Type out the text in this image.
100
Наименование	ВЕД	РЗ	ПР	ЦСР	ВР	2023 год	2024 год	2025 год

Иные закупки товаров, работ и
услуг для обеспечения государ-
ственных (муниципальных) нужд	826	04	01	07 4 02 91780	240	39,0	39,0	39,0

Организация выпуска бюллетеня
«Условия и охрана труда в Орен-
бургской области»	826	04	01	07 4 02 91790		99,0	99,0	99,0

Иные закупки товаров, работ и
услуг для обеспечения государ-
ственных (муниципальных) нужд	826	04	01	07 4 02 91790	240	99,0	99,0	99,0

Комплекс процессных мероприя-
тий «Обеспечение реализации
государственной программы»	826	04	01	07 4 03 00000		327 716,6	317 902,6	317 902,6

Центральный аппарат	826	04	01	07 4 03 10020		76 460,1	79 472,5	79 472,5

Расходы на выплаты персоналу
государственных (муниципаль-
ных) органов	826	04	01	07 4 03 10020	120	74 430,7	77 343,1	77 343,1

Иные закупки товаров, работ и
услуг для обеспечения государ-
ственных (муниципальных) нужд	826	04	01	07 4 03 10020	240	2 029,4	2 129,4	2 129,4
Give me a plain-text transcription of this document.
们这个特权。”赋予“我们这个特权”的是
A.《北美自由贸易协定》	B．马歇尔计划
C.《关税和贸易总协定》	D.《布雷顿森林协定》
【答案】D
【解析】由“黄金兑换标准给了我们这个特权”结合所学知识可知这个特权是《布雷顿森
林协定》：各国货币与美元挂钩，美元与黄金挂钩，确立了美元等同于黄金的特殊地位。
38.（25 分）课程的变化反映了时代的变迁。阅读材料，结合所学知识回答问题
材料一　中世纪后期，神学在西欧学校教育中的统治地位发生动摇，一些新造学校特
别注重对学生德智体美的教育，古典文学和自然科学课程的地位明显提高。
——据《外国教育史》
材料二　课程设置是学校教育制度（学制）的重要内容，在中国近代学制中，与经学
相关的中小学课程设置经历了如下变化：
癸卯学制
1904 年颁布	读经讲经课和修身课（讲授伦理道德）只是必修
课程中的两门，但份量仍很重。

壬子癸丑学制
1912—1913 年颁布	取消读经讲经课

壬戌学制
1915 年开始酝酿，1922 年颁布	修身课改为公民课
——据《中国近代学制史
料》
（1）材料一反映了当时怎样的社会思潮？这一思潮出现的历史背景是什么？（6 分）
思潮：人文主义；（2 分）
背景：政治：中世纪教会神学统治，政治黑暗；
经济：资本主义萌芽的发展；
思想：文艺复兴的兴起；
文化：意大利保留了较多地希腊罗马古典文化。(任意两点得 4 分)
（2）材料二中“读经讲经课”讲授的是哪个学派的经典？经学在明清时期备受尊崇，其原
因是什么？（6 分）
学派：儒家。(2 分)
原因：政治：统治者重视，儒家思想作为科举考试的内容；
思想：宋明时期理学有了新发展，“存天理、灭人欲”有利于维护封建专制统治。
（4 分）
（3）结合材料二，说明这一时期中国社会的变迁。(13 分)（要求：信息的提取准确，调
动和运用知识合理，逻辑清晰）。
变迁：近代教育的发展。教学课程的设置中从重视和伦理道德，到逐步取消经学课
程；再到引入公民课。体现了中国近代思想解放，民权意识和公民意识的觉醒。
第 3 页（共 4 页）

* Written instruction: In how many lines does the word "муниципальных" appear? Respond with the number alone.

* Worked solution: 3